Copy all lines in which the word "young" can be found.

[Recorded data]
= = = =

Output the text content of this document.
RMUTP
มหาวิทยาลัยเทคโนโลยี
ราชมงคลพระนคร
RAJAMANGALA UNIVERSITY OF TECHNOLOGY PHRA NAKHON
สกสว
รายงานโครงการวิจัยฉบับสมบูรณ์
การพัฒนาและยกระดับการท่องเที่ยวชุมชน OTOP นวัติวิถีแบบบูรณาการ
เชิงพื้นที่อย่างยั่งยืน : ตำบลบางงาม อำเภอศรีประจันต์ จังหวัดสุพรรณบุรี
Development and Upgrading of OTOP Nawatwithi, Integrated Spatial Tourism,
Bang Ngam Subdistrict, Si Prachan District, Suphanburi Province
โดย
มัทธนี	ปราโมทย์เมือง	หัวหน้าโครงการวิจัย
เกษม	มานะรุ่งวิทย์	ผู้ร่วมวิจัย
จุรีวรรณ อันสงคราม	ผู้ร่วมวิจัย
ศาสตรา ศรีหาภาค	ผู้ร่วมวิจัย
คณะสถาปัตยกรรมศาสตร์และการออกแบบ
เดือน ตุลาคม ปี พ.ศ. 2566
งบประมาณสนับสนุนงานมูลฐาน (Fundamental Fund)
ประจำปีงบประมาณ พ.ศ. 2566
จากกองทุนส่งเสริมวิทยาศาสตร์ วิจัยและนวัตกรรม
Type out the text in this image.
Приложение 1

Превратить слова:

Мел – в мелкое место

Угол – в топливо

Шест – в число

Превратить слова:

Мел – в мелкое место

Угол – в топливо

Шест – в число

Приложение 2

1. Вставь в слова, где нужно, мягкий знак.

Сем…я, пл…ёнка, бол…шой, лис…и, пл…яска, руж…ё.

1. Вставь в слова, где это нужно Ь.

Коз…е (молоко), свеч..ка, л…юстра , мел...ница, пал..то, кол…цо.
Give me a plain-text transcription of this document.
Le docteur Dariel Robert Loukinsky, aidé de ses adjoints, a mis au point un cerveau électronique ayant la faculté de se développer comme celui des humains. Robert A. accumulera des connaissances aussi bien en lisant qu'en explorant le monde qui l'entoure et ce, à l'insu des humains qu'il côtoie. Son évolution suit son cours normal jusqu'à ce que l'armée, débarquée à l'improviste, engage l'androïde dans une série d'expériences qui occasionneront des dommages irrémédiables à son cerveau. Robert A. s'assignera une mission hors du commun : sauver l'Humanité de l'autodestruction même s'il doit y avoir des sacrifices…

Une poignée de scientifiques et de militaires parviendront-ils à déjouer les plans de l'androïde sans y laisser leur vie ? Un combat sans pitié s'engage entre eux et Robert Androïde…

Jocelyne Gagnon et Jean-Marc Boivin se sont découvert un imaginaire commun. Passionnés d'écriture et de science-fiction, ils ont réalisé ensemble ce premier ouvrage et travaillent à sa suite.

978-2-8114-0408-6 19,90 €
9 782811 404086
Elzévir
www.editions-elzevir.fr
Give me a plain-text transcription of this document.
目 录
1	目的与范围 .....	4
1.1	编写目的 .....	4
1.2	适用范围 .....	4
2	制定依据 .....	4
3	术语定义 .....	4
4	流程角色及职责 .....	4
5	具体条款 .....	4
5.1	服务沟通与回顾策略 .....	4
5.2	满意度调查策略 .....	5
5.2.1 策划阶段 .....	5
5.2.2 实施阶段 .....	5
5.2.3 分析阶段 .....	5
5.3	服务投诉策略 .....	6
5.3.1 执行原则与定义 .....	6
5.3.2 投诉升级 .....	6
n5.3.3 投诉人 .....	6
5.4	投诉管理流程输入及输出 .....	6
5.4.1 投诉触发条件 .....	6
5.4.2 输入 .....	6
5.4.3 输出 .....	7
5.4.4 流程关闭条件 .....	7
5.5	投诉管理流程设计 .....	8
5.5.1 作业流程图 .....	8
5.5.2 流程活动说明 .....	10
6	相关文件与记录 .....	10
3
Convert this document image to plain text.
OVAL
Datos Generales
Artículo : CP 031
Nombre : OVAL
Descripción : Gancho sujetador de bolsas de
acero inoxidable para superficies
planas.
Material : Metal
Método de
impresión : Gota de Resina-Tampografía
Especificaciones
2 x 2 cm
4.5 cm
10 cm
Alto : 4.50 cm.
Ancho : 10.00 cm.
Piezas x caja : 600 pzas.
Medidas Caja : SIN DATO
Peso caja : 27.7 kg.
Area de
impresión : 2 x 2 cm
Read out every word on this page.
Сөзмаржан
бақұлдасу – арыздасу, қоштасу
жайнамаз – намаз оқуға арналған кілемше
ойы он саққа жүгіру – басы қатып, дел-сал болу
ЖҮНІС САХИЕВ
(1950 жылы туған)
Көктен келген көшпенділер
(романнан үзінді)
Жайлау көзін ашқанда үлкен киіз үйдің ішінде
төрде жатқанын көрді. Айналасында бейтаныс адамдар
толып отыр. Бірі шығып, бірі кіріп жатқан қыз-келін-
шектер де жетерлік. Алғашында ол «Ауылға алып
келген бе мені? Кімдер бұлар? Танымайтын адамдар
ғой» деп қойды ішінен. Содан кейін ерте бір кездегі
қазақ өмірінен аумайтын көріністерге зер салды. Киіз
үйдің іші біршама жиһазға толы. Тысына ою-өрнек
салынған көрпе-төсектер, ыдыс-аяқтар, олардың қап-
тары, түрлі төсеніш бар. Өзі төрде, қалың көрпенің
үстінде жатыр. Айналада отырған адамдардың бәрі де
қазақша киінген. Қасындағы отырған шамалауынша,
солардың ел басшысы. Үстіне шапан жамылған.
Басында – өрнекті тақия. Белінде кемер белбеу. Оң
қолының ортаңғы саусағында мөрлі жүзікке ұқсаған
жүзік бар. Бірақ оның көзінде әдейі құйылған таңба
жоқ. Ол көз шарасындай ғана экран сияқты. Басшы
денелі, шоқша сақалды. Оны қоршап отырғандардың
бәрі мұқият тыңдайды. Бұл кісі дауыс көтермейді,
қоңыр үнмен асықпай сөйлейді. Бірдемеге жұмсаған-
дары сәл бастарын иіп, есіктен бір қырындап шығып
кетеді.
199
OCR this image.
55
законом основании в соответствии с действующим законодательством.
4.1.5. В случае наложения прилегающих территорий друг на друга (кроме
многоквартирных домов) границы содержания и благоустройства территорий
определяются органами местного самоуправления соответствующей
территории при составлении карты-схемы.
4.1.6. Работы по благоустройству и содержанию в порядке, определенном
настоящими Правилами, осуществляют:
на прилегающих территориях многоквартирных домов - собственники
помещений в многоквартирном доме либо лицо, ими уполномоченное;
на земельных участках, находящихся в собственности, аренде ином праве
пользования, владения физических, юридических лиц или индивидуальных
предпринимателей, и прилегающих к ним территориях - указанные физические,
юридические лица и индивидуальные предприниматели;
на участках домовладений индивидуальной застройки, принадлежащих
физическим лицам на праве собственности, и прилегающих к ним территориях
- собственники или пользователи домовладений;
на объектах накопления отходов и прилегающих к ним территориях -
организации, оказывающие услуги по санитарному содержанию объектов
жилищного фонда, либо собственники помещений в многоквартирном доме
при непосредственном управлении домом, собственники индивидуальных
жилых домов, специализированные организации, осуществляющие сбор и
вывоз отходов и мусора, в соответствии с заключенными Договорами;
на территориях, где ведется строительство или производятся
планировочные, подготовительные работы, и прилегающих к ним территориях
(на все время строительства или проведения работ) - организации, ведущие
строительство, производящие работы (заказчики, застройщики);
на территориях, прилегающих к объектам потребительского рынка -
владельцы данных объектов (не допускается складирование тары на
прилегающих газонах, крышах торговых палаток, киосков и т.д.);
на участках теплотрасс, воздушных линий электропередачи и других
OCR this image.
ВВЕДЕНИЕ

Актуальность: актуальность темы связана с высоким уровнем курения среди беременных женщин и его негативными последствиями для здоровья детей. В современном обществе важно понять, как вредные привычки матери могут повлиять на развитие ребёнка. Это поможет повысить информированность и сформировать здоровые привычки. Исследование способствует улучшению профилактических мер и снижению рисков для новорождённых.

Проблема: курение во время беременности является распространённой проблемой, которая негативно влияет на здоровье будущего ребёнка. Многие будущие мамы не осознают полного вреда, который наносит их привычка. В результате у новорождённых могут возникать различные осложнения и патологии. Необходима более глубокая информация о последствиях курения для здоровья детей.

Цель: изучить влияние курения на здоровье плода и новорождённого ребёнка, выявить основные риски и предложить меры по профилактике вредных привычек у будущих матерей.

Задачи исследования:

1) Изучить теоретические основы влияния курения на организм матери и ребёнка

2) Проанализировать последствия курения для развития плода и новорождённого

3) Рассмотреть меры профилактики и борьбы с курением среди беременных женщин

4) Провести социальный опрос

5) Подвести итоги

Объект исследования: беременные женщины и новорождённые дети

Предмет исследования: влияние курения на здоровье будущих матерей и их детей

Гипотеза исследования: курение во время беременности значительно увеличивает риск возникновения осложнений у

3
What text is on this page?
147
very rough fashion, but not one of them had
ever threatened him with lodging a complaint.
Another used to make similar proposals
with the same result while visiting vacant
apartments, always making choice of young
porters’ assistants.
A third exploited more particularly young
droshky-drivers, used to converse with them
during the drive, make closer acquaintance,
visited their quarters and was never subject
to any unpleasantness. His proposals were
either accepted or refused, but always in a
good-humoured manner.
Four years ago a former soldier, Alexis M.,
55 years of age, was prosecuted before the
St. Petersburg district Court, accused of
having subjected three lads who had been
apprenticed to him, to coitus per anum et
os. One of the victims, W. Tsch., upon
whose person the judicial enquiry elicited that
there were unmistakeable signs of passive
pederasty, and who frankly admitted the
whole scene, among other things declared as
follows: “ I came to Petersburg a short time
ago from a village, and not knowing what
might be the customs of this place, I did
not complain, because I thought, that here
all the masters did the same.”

= = = =

▸ ANSWER FOR THE TASK
apartments, always making choice of young
A third exploited more particularly young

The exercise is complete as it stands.